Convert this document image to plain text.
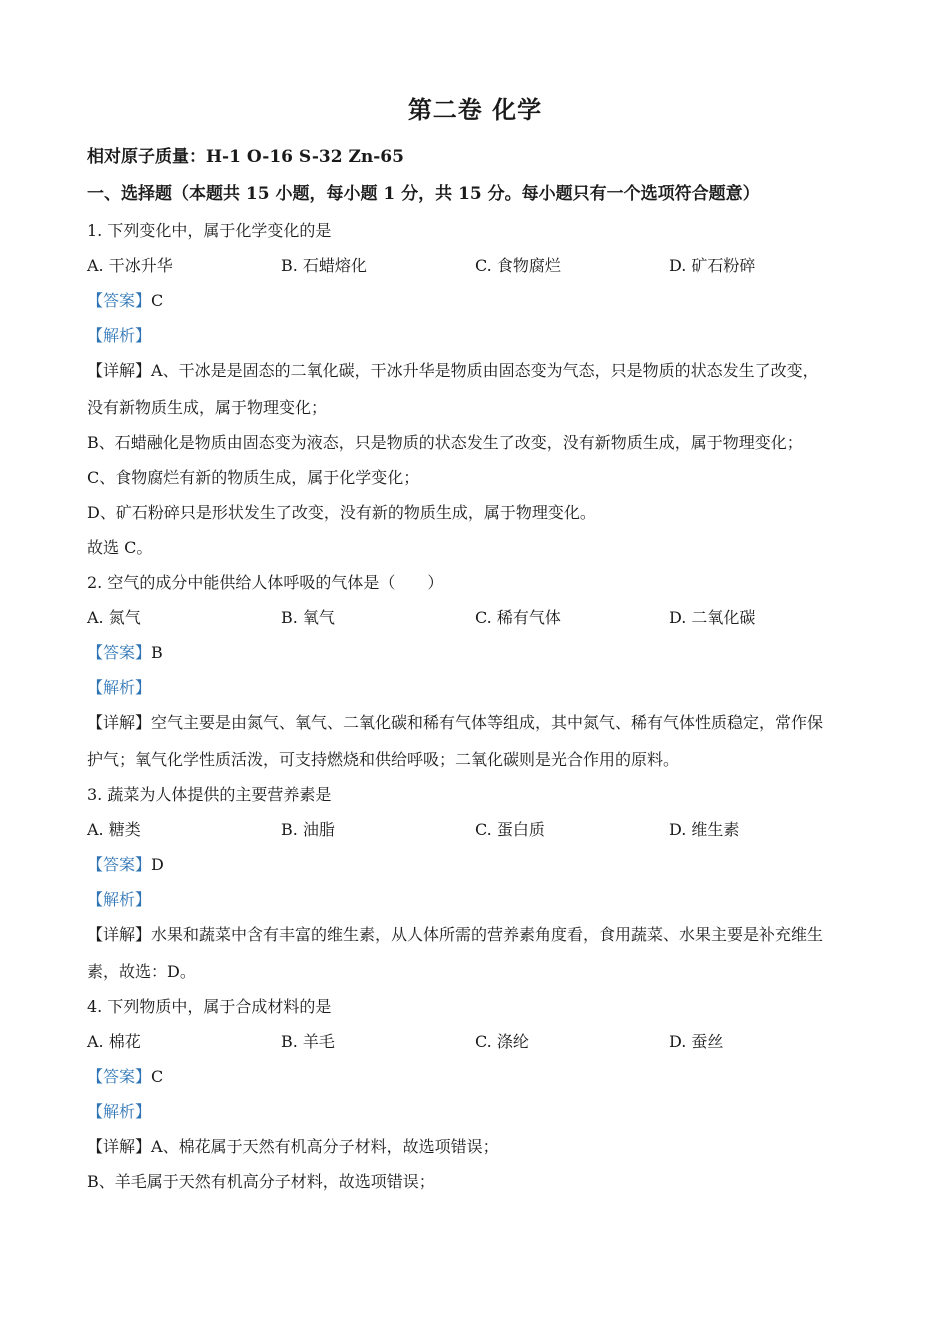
第二卷 化学
相对原子质量：H-1 O-16 S-32 Zn-65
一、选择题（本题共 15 小题，每小题 1 分，共 15 分。每小题只有一个选项符合题意）
1. 下列变化中，属于化学变化的是
A. 干冰升华	B. 石蜡熔化	C. 食物腐烂	D. 矿石粉碎
【答案】C
【解析】
【详解】A、干冰是是固态的二氧化碳，干冰升华是物质由固态变为气态，只是物质的状态发生了改变，
没有新物质生成，属于物理变化；
B、石蜡融化是物质由固态变为液态，只是物质的状态发生了改变，没有新物质生成，属于物理变化；
C、食物腐烂有新的物质生成，属于化学变化；
D、矿石粉碎只是形状发生了改变，没有新的物质生成，属于物理变化。
故选 C。
2. 空气的成分中能供给人体呼吸的气体是（　　）
A. 氮气	B. 氧气	C. 稀有气体	D. 二氧化碳
【答案】B
【解析】
【详解】空气主要是由氮气、氧气、二氧化碳和稀有气体等组成，其中氮气、稀有气体性质稳定，常作保
护气；氧气化学性质活泼，可支持燃烧和供给呼吸；二氧化碳则是光合作用的原料。
3. 蔬菜为人体提供的主要营养素是
A. 糖类	B. 油脂	C. 蛋白质	D. 维生素
【答案】D
【解析】
【详解】水果和蔬菜中含有丰富的维生素，从人体所需的营养素角度看，食用蔬菜、水果主要是补充维生
素，故选：D。
4. 下列物质中，属于合成材料的是
A. 棉花	B. 羊毛	C. 涤纶	D. 蚕丝
【答案】C
【解析】
【详解】A、棉花属于天然有机高分子材料，故选项错误；
B、羊毛属于天然有机高分子材料，故选项错误；
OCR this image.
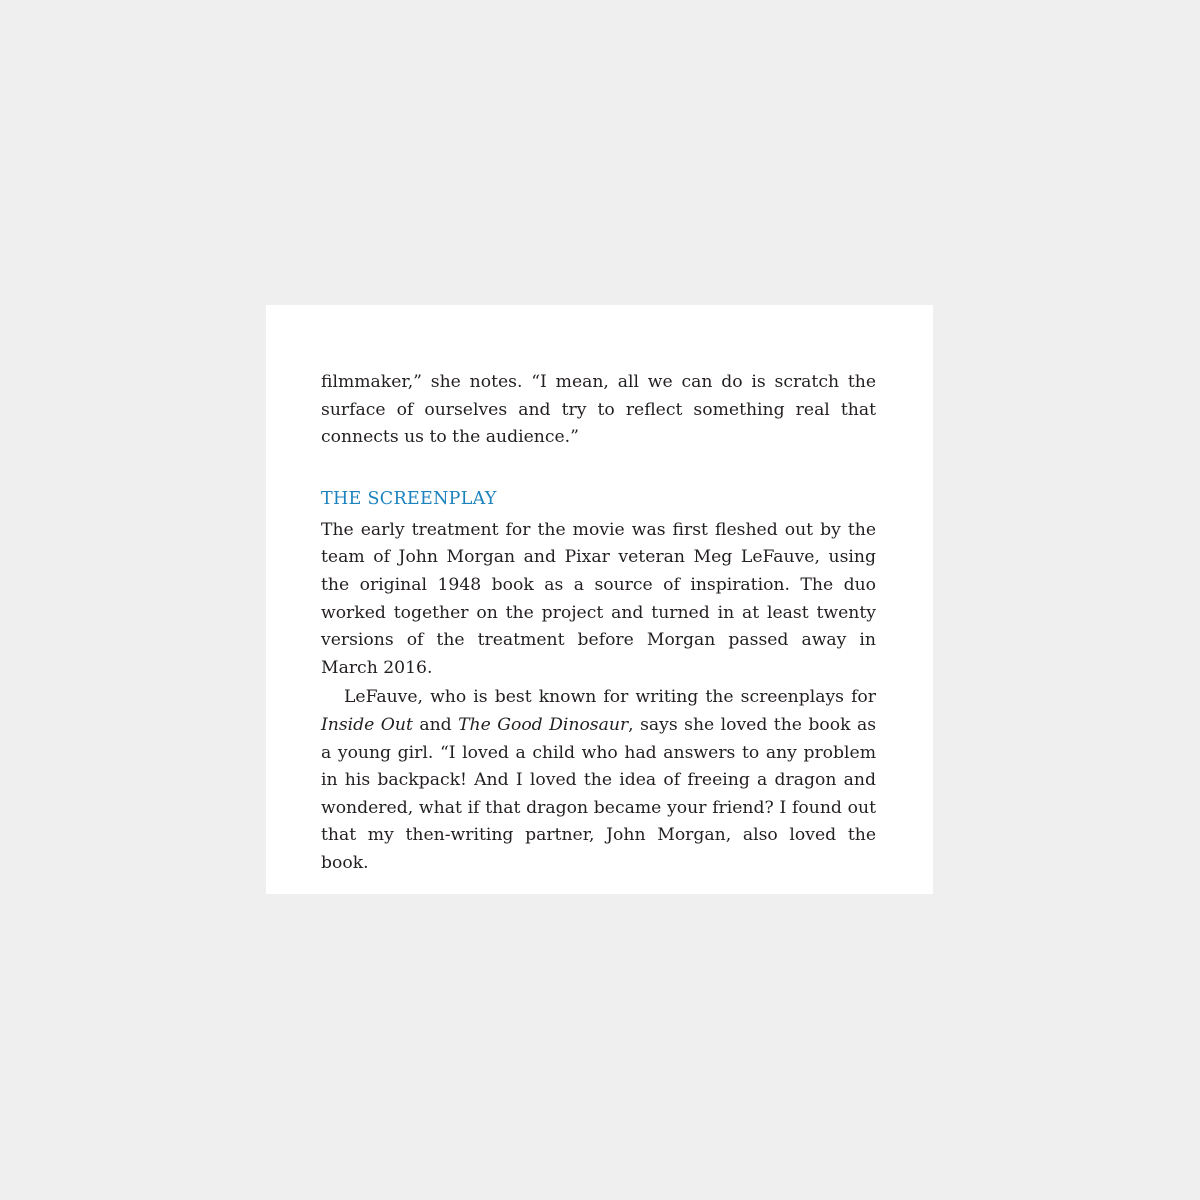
filmmaker,” she notes. “I mean, all we can do is scratch the surface of ourselves and try to reflect something real that connects us to the audience.”

THE SCREENPLAY

The early treatment for the movie was first fleshed out by the team of John Morgan and Pixar veteran Meg LeFauve, using the original 1948 book as a source of inspiration. The duo worked together on the project and turned in at least twenty versions of the treatment before Morgan passed away in March 2016.

LeFauve, who is best known for writing the screenplays for Inside Out and The Good Dinosaur, says she loved the book as a young girl. “I loved a child who had answers to any problem in his backpack! And I loved the idea of freeing a dragon and wondered, what if that dragon became your friend? I found out that my then-writing partner, John Morgan, also loved the book.
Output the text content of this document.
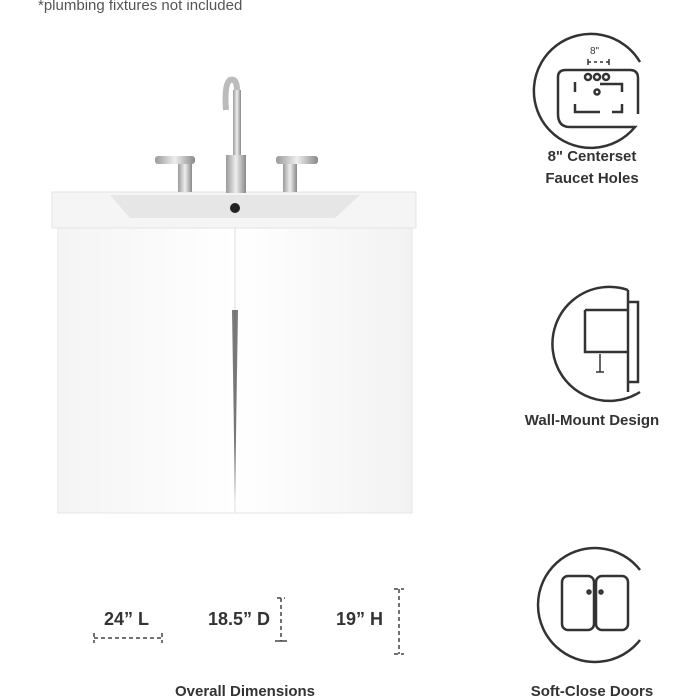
*plumbing fixtures not included
8"
8" Centerset
Faucet Holes
Wall-Mount Design
Soft-Close Doors
24” L	18.5” D	19” H
Overall Dimensions
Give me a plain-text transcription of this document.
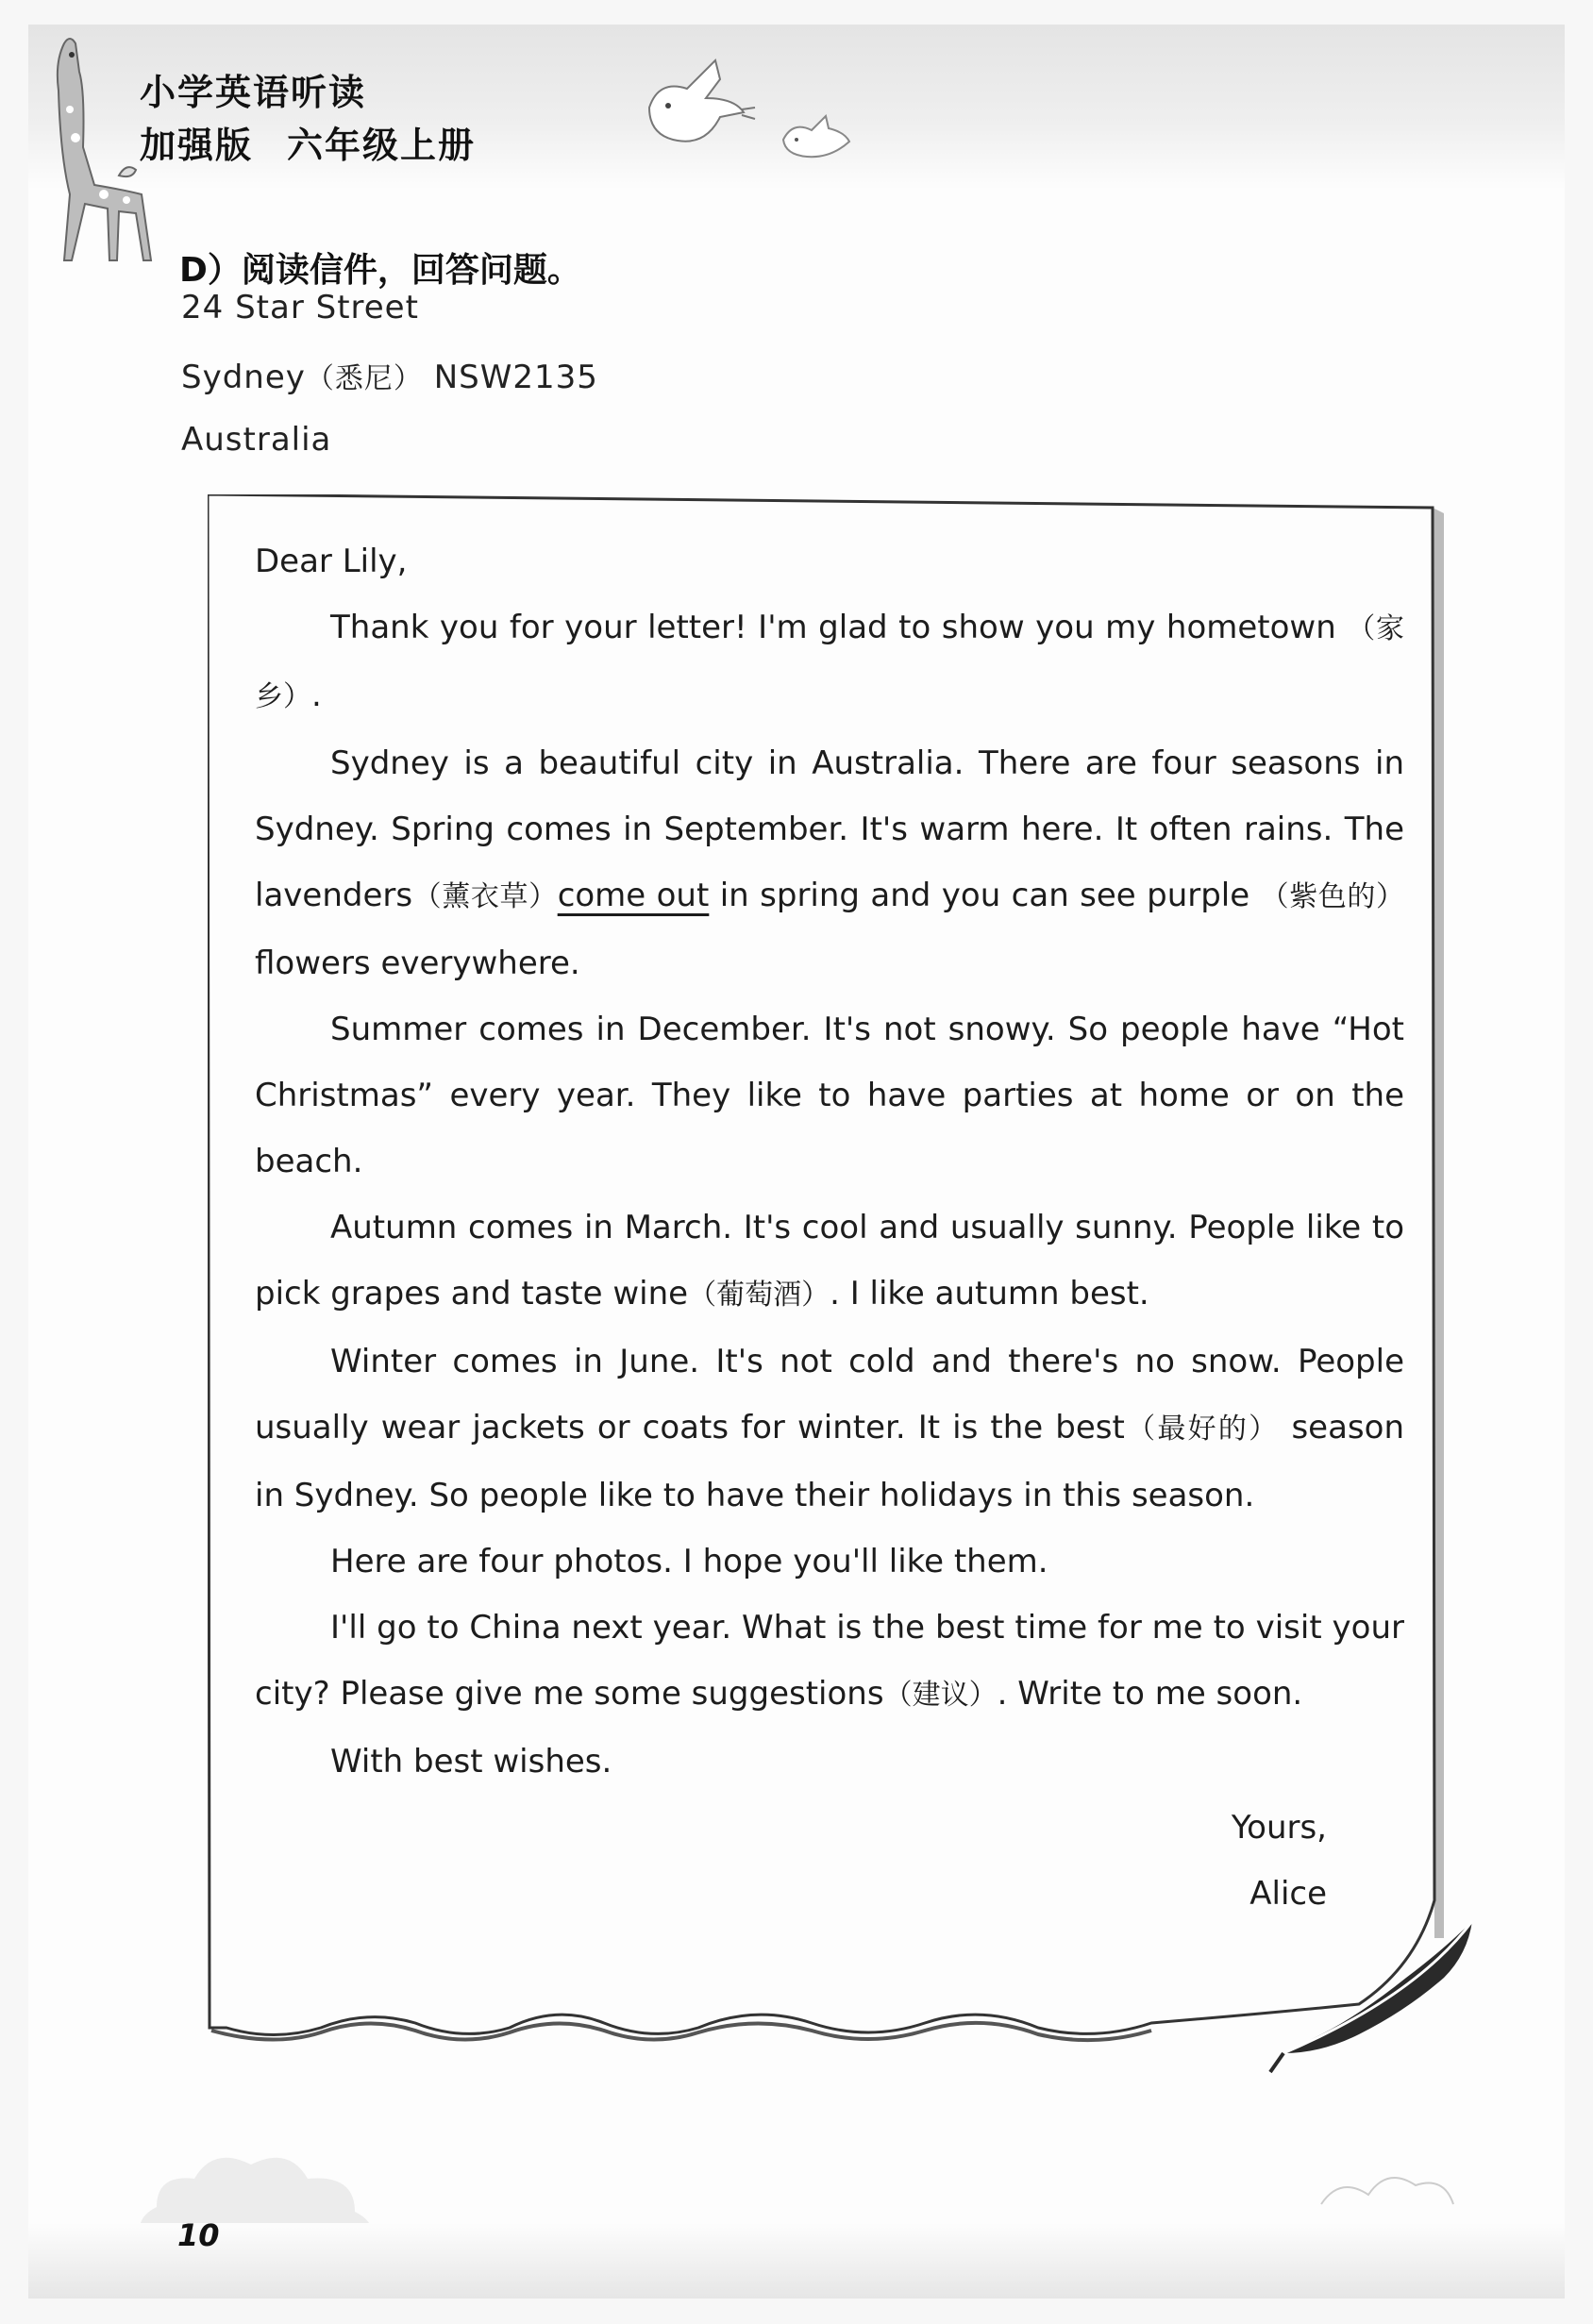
小学英语听读
加强版 六年级上册
D）阅读信件，回答问题。
24 Star Street
Sydney（悉尼） NSW2135
Australia

Dear Lily,

Thank you for your letter! I'm glad to show you my hometown （家乡）.

Sydney is a beautiful city in Australia. There are four seasons in Sydney. Spring comes in September. It's warm here. It often rains. The lavenders（薰衣草）come out in spring and you can see purple （紫色的） flowers everywhere.

Summer comes in December. It's not snowy. So people have “Hot Christmas” every year. They like to have parties at home or on the beach.

Autumn comes in March. It's cool and usually sunny. People like to pick grapes and taste wine（葡萄酒）. I like autumn best.

Winter comes in June. It's not cold and there's no snow. People usually wear jackets or coats for winter. It is the best（最好的） season in Sydney. So people like to have their holidays in this season.

Here are four photos. I hope you'll like them.

I'll go to China next year. What is the best time for me to visit your city? Please give me some suggestions（建议）. Write to me soon.

With best wishes.

Yours,
Alice
10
******************************
§ **Objective**: In the records, locate each line holding the string "comes" and copy it.

§ **Problem solution**:
Sydney is a beautiful city in Australia. There are four seasons in Sydney. Spring comes in September. It's warm here. It often rains. The lavenders（薰衣草）come out in spring and you can see purple （紫色的） flowers everywhere.
Summer comes in December. It's not snowy. So people have “Hot Christmas” every year. They like to have parties at home or on the beach.
Autumn comes in March. It's cool and usually sunny. People like to pick grapes and taste wine（葡萄酒）. I like autumn best.
Winter comes in June. It's not cold and there's no snow. People usually wear jackets or coats for winter. It is the best（最好的） season in Sydney. So people like to have their holidays in this season.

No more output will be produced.